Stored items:

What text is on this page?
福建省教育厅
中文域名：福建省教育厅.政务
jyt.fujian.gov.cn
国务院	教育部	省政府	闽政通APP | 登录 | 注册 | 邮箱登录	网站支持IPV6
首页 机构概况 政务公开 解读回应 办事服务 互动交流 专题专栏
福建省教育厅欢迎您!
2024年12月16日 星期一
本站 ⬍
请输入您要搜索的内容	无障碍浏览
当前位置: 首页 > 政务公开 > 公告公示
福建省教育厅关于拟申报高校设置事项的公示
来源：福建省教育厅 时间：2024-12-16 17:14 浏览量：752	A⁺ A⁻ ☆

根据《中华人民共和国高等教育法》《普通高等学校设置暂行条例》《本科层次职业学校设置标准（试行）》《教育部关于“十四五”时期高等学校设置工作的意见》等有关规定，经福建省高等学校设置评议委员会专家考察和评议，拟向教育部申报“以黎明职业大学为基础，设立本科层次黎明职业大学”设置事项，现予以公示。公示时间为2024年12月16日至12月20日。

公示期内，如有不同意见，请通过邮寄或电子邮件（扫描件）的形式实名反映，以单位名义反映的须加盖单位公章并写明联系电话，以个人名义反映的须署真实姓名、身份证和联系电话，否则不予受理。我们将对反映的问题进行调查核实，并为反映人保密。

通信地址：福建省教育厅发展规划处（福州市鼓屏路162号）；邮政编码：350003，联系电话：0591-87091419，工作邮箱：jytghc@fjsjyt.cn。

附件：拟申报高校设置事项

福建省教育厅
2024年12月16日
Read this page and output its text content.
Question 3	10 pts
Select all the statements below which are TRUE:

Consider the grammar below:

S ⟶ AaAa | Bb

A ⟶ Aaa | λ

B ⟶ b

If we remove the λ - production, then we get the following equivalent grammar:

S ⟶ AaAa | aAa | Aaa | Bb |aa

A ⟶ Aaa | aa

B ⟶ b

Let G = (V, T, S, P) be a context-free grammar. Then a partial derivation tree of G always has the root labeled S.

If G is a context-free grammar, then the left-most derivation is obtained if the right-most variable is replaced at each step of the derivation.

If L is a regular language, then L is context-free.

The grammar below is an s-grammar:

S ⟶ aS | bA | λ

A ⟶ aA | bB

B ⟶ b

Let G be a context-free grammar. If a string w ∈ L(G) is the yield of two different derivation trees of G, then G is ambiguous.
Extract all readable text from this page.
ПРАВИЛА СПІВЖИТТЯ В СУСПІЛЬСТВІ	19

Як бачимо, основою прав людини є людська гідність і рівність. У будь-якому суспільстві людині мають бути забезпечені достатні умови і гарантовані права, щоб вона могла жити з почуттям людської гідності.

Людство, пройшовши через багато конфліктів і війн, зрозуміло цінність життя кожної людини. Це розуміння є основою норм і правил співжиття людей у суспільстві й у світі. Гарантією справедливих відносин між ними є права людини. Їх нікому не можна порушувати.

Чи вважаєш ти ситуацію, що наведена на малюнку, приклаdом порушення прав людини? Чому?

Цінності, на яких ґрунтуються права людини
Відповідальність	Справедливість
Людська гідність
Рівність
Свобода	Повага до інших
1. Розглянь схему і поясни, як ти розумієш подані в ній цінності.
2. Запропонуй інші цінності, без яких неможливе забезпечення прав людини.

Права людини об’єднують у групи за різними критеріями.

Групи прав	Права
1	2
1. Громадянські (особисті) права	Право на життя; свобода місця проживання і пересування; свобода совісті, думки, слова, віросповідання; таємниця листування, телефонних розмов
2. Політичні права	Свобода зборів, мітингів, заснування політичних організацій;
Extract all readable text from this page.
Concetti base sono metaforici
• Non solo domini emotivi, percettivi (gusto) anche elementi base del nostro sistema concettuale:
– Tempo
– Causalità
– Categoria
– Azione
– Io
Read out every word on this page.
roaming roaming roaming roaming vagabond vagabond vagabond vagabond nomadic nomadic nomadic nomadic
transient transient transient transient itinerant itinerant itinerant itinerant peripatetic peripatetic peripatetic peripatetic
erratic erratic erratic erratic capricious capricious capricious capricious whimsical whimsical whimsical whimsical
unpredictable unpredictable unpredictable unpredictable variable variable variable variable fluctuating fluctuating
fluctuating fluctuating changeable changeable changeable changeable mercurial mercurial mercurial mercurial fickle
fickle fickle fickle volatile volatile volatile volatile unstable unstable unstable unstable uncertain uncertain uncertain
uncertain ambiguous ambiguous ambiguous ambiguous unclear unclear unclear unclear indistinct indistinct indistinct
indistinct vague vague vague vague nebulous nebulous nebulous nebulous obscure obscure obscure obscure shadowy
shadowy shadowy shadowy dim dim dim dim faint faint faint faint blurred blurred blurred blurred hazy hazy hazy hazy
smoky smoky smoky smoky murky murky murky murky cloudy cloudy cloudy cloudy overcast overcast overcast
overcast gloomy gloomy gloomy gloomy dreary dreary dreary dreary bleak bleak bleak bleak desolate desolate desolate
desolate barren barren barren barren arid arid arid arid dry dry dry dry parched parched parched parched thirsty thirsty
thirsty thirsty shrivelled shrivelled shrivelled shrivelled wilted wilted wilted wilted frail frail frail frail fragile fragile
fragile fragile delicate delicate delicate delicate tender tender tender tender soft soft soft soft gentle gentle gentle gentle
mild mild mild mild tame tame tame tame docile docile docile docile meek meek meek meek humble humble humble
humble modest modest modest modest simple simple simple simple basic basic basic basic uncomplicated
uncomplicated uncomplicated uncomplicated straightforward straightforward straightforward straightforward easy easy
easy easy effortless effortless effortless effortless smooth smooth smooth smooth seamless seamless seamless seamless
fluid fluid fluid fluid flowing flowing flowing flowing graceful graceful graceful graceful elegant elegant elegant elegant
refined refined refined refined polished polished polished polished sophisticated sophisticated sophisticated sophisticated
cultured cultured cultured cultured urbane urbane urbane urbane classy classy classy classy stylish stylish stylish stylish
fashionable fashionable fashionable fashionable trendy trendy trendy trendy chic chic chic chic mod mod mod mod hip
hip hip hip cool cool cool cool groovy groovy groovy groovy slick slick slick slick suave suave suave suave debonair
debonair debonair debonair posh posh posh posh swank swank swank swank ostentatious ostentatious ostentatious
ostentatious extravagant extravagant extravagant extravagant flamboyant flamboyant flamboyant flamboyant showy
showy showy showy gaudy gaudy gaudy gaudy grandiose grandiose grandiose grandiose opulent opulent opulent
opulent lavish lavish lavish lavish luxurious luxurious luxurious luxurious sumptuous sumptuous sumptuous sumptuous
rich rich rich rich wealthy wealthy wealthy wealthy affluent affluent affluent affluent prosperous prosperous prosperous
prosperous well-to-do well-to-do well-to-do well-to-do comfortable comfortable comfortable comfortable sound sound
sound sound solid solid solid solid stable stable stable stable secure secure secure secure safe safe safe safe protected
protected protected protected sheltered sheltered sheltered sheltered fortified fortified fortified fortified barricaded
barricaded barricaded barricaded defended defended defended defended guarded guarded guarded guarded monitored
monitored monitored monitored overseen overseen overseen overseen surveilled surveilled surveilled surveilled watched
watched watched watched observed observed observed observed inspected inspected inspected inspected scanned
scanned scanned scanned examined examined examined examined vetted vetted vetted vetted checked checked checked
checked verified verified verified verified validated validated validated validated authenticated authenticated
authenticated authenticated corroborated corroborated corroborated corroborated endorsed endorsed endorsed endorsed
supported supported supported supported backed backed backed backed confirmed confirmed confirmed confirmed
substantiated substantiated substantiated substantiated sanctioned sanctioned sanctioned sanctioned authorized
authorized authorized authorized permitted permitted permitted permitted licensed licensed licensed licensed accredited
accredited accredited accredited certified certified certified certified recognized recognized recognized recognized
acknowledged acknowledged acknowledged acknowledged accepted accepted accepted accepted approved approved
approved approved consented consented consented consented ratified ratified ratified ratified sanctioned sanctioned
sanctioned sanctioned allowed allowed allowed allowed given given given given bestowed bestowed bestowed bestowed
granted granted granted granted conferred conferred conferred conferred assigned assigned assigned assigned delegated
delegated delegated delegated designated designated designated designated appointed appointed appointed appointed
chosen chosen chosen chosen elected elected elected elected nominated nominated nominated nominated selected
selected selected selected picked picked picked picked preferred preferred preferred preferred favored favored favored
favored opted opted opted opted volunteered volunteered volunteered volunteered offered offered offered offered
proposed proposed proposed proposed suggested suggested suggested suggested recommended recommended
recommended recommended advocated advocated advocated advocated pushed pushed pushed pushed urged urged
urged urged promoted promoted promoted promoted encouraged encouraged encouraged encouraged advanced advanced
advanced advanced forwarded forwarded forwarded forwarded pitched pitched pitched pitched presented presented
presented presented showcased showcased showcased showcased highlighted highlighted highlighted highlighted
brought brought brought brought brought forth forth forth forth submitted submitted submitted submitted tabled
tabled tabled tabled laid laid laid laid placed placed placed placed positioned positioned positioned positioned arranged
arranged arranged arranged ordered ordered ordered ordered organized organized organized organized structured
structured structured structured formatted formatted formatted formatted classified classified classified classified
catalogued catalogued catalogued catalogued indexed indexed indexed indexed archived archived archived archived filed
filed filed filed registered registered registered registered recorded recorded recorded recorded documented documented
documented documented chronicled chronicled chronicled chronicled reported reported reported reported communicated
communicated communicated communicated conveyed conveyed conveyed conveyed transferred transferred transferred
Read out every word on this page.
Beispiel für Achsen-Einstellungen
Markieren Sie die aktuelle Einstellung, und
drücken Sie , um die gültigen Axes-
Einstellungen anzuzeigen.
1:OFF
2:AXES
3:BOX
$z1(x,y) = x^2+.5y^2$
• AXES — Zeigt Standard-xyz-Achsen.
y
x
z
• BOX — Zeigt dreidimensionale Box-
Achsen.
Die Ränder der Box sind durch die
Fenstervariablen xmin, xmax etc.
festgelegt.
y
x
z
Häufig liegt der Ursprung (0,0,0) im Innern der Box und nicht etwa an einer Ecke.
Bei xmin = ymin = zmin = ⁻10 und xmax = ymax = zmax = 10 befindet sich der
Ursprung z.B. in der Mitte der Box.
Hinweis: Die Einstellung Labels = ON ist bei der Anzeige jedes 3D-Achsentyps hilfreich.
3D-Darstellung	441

▶ **Aim**
Track down the lines that include the word "основою" and copy them.

▶ **Answer to this exercise**
Як бачимо, основою прав людини є людська гідність і рівність. У будь-якому суспільстві людині мають бути забезпечені достатні умови і гарантовані права, щоб вона могла жити з почуттям людської гідності.
Людство, пройшовши через багато конфліктів і війн, зрозуміло цінність життя кожної людини. Це розуміння є основою норм і правил співжиття людей у суспільстві й у світі. Гарантією справедливих відносин між ними є права людини. Їх нікому не можна порушувати.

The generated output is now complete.